## What this task involves
Using the records provided below, locate and copy each line that contains the word "candlestick".

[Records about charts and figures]
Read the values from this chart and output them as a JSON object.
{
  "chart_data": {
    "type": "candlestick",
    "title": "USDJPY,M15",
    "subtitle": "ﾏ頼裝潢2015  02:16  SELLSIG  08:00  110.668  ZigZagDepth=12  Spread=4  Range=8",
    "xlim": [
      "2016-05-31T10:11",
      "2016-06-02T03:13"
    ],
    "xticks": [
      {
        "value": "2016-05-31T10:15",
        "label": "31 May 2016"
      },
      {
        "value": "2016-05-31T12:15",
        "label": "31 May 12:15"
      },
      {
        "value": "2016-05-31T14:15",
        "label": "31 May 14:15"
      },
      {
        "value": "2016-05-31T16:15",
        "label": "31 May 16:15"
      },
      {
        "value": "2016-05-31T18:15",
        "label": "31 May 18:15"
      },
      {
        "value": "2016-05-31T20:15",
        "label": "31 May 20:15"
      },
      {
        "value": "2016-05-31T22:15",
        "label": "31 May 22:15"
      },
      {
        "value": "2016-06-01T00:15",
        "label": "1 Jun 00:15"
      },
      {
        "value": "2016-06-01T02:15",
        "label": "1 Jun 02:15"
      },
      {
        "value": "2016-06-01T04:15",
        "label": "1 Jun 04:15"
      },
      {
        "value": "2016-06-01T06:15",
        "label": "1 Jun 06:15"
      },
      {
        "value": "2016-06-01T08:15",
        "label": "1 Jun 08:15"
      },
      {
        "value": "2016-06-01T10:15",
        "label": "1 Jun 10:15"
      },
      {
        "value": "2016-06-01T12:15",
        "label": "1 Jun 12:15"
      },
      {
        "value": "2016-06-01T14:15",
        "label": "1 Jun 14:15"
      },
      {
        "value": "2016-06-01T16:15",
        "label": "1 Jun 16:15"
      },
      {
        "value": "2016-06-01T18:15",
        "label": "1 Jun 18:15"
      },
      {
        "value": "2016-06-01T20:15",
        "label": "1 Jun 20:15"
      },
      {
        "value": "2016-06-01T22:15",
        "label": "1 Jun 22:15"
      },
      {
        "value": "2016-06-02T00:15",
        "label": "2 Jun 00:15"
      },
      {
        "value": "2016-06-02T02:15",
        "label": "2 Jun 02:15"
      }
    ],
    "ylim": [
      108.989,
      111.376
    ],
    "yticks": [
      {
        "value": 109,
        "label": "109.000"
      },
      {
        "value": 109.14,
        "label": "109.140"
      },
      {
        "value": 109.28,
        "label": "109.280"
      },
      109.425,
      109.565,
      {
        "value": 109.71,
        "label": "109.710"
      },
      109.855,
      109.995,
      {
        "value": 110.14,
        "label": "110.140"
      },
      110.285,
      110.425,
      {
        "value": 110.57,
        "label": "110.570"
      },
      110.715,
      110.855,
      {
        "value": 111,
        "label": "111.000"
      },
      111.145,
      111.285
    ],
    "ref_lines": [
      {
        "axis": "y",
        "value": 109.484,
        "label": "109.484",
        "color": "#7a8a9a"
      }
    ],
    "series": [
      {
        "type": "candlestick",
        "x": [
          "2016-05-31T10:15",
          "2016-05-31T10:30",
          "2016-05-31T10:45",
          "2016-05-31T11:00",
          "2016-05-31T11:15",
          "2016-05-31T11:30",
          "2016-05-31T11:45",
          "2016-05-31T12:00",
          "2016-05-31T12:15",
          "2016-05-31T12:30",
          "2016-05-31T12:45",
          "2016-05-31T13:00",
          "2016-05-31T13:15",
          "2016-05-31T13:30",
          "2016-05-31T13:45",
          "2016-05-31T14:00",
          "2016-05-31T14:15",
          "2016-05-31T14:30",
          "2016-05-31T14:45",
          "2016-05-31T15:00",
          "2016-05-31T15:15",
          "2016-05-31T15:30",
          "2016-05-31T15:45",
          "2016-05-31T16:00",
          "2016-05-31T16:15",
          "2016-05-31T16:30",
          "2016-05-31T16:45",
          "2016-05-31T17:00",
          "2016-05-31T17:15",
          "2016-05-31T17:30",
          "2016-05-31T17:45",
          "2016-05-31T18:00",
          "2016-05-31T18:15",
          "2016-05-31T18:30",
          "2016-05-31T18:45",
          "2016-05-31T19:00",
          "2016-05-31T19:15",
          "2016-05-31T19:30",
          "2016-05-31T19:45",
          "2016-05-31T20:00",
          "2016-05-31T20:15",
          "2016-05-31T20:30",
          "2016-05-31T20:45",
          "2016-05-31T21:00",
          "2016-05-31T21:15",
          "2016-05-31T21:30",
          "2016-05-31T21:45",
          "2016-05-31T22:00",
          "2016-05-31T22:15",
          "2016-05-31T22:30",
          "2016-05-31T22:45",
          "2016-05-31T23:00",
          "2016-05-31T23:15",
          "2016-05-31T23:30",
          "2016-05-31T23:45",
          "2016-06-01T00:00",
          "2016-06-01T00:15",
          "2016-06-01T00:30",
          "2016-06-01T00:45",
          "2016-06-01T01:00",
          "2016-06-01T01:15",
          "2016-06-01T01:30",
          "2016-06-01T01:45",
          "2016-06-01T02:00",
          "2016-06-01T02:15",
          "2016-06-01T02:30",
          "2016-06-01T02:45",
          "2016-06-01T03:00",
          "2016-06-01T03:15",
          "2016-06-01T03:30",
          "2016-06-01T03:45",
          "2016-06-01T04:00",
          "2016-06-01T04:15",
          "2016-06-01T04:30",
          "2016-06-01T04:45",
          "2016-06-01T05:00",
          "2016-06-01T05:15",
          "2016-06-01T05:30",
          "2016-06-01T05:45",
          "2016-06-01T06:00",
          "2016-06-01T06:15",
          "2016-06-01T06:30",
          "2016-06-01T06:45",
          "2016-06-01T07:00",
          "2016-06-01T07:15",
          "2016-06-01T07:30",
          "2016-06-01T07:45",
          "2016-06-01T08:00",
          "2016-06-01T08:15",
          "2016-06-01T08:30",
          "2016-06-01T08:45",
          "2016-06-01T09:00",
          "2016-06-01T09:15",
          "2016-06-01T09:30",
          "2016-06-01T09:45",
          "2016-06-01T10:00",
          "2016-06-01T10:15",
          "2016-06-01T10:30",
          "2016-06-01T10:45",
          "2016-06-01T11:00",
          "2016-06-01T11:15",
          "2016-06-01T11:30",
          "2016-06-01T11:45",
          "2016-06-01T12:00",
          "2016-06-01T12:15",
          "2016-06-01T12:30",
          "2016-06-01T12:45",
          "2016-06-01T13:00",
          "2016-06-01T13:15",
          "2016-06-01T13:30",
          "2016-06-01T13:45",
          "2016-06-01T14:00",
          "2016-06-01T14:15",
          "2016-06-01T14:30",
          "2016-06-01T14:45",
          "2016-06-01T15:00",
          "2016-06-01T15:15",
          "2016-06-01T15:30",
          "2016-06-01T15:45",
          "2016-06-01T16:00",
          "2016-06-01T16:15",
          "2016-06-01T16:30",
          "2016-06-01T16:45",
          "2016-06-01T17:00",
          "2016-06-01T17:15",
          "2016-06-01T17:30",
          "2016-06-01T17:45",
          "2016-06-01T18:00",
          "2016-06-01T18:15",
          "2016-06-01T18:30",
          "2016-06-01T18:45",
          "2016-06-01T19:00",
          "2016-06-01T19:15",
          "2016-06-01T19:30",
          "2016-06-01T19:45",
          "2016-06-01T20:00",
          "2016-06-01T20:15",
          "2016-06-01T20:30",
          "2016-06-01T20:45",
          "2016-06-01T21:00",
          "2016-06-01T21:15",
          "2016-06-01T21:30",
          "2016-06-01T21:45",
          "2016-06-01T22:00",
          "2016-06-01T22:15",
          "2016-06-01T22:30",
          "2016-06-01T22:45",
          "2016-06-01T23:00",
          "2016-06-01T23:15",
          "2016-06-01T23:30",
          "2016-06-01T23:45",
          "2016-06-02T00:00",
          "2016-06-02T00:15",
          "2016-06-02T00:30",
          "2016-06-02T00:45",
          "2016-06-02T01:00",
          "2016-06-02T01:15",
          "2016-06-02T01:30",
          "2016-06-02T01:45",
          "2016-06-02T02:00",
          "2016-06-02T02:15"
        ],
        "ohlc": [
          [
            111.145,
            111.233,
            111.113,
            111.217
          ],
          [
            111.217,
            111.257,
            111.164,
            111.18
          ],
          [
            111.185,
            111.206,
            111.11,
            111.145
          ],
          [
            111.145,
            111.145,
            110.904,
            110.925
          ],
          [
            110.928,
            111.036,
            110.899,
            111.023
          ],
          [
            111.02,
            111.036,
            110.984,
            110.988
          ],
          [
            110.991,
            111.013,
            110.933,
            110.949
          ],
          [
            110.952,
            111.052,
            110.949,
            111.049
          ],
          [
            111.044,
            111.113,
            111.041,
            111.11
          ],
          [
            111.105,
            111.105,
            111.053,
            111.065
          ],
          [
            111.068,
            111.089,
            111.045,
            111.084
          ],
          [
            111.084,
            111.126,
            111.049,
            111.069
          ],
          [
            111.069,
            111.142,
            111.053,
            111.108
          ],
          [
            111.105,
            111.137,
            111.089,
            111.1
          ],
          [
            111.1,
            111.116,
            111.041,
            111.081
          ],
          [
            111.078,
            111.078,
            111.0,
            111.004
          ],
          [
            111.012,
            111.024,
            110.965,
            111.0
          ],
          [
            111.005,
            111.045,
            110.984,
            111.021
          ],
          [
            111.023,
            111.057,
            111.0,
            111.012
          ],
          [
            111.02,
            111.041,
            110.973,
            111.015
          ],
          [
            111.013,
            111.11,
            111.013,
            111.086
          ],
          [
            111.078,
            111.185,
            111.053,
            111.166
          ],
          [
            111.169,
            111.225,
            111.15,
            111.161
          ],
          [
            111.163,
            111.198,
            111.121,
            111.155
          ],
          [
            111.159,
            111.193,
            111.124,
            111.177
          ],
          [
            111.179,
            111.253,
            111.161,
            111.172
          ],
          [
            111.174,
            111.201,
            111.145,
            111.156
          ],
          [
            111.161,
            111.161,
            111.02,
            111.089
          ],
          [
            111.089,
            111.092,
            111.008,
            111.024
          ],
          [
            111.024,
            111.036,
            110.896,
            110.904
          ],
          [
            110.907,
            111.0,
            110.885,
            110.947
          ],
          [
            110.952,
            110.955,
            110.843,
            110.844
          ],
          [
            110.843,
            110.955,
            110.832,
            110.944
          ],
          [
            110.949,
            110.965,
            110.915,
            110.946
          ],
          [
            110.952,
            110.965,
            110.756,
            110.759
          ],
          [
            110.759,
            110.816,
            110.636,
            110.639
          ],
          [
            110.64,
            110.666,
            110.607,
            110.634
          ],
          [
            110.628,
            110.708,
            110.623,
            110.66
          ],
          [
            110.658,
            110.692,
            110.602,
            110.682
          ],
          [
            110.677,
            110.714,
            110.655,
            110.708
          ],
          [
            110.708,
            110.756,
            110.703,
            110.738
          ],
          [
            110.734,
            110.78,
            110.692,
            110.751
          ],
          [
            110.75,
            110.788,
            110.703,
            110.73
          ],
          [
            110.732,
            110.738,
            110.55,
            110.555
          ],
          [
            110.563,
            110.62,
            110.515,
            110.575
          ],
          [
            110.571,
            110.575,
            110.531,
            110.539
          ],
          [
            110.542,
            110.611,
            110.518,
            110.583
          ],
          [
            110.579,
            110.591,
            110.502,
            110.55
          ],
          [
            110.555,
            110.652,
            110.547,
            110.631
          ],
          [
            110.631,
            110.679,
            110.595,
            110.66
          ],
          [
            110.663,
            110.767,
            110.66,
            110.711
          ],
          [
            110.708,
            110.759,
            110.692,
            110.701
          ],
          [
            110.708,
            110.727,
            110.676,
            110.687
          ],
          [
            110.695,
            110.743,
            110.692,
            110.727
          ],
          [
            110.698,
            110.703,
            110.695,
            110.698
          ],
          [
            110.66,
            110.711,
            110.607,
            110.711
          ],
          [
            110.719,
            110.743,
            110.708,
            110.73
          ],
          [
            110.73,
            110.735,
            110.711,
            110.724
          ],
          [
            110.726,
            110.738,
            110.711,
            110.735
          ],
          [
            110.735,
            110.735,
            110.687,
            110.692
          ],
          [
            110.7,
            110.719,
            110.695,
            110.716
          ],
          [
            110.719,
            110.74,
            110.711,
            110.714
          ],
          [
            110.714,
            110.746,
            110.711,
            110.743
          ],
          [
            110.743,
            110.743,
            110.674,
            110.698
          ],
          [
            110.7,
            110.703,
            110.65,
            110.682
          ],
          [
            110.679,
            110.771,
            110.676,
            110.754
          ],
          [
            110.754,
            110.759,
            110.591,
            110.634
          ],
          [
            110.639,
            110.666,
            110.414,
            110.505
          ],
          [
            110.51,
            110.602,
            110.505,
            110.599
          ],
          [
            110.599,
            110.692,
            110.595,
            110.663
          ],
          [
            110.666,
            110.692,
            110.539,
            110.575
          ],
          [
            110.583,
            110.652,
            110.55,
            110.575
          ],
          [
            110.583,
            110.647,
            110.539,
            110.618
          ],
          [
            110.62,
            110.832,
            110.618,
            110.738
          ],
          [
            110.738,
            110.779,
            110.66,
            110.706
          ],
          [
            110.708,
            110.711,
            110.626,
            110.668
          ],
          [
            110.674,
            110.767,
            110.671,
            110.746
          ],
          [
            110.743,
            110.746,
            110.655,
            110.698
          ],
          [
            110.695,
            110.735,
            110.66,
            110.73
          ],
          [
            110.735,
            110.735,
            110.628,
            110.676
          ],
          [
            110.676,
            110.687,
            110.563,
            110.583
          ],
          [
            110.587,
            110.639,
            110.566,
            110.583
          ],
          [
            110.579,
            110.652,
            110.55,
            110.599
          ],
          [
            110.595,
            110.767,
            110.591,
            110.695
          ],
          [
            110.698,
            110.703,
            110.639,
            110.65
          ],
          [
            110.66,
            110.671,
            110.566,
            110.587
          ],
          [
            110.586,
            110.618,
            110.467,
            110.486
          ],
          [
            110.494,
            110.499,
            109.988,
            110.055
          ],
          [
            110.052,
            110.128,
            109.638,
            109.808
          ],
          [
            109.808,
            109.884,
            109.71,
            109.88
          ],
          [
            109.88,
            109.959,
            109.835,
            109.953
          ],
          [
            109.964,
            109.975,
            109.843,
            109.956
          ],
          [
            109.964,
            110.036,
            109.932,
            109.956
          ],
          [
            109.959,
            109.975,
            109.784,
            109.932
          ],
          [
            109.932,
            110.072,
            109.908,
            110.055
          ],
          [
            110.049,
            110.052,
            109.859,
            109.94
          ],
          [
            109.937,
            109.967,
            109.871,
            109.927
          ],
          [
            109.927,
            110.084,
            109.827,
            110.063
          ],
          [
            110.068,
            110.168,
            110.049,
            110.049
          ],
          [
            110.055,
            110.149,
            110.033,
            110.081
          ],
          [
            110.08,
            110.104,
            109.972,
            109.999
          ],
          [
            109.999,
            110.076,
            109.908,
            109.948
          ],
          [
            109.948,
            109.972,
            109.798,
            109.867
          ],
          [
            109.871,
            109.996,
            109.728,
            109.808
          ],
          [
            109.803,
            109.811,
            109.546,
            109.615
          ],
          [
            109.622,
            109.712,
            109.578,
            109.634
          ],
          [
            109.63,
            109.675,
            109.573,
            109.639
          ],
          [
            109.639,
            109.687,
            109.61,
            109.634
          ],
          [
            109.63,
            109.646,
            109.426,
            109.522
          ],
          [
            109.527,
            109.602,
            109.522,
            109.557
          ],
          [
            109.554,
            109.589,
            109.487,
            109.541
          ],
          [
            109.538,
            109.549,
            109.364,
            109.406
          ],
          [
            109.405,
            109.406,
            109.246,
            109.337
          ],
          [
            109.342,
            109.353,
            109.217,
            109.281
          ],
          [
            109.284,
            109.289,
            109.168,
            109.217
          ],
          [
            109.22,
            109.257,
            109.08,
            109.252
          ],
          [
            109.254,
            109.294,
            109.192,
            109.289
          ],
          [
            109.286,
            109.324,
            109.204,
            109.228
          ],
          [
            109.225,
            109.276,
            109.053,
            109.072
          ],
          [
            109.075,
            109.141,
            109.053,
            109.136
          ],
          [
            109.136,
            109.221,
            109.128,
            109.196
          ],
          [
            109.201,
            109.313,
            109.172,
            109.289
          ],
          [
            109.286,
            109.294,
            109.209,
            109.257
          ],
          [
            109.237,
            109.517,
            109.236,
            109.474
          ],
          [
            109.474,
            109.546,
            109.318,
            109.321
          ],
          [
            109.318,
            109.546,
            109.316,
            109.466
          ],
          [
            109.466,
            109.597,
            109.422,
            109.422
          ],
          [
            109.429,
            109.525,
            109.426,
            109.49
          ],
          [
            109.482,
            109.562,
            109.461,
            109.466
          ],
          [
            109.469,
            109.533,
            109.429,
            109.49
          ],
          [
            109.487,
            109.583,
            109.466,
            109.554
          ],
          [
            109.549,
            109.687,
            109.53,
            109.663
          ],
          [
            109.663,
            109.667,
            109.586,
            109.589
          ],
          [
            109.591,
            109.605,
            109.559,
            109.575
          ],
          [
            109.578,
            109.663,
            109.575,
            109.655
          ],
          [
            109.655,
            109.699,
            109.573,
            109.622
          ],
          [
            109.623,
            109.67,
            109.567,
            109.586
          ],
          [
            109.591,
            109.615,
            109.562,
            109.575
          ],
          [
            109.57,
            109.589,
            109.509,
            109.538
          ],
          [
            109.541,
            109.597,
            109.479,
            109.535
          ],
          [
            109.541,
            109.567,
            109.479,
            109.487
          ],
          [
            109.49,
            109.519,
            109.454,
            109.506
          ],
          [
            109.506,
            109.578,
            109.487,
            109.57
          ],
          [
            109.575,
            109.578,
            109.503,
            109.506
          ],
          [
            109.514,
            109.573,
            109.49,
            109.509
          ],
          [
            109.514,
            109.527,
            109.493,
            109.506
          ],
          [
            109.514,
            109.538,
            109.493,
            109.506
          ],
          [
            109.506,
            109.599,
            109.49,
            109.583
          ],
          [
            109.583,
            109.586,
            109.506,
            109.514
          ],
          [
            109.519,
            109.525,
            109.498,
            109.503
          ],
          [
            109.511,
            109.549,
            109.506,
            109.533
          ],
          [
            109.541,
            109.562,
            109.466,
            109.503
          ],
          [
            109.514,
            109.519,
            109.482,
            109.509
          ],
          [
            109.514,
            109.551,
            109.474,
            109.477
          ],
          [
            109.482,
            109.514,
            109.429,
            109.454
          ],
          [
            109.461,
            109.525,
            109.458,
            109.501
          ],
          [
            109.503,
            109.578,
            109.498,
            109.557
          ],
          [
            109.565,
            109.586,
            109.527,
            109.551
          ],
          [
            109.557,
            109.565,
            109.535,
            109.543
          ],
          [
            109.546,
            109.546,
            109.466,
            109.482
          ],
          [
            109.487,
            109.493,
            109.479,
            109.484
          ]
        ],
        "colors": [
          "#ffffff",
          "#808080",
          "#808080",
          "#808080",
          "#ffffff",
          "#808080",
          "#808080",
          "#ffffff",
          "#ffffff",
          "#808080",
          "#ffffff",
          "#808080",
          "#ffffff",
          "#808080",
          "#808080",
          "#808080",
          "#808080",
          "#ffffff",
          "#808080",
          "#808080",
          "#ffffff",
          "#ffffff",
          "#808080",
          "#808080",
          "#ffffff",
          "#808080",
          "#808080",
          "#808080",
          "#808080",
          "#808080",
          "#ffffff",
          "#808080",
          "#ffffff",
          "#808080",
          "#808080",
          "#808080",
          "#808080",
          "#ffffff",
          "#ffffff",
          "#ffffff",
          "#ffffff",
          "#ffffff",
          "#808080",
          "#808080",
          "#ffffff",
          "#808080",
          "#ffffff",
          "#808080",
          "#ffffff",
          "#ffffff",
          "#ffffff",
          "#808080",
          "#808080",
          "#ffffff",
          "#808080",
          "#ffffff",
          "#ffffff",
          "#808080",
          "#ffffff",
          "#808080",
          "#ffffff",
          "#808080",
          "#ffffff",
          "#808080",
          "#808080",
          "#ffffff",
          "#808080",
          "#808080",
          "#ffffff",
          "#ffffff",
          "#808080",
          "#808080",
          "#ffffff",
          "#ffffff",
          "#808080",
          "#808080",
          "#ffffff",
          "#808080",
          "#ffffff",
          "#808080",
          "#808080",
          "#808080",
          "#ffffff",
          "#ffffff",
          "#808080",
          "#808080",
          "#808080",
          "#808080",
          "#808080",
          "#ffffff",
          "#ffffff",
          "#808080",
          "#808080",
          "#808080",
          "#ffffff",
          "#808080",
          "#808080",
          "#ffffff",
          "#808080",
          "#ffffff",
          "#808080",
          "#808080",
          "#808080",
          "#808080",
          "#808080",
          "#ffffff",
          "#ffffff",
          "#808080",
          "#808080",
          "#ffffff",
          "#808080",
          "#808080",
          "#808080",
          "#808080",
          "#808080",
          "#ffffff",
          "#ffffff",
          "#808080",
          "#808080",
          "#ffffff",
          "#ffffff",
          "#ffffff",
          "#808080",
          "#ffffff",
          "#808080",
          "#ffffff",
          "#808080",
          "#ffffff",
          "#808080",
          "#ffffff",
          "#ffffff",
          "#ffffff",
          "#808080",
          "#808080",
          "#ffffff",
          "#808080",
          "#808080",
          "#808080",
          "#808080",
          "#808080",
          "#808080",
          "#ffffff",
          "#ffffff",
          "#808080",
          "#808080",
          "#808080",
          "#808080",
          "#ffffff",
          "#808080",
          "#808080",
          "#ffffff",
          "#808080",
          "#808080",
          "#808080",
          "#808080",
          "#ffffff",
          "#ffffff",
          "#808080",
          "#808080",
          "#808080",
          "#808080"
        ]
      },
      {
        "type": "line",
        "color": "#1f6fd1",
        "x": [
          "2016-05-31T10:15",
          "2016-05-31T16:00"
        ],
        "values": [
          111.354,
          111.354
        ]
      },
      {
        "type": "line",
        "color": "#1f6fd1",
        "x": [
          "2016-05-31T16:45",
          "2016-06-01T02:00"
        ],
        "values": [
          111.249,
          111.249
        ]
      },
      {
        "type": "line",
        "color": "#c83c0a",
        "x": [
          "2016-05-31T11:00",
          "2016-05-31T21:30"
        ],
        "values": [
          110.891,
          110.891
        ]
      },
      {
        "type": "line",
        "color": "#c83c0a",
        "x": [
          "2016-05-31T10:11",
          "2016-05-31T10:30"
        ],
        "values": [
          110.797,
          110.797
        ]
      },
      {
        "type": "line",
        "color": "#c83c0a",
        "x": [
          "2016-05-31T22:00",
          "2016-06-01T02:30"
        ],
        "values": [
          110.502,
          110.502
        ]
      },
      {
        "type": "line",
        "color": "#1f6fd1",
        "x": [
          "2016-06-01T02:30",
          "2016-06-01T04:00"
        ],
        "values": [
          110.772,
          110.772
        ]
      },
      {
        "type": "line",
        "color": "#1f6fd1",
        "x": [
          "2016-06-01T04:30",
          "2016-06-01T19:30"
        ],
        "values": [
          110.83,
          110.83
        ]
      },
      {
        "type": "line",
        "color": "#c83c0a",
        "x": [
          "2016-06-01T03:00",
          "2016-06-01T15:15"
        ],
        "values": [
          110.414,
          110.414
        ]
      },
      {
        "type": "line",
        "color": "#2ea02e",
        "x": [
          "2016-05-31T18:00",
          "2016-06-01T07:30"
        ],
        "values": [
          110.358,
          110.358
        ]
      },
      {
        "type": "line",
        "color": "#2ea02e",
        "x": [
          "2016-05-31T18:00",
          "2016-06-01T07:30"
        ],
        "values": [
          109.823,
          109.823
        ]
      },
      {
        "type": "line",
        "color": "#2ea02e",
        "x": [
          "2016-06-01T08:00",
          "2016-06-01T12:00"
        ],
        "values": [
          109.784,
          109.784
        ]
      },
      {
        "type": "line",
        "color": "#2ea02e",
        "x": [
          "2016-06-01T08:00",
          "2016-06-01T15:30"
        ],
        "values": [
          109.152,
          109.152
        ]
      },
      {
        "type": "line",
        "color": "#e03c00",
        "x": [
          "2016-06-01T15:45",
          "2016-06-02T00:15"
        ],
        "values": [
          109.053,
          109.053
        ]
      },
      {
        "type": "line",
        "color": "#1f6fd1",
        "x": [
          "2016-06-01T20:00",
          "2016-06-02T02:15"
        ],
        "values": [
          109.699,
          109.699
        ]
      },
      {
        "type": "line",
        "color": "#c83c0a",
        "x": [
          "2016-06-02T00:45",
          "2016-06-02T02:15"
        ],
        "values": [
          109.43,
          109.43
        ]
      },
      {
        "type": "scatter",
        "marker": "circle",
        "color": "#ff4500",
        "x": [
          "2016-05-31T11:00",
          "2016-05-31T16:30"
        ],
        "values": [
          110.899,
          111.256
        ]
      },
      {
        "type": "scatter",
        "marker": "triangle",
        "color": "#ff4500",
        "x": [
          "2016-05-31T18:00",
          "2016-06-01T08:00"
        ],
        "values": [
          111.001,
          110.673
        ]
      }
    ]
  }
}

## Expected answer
    "type": "candlestick",
        "type": "candlestick",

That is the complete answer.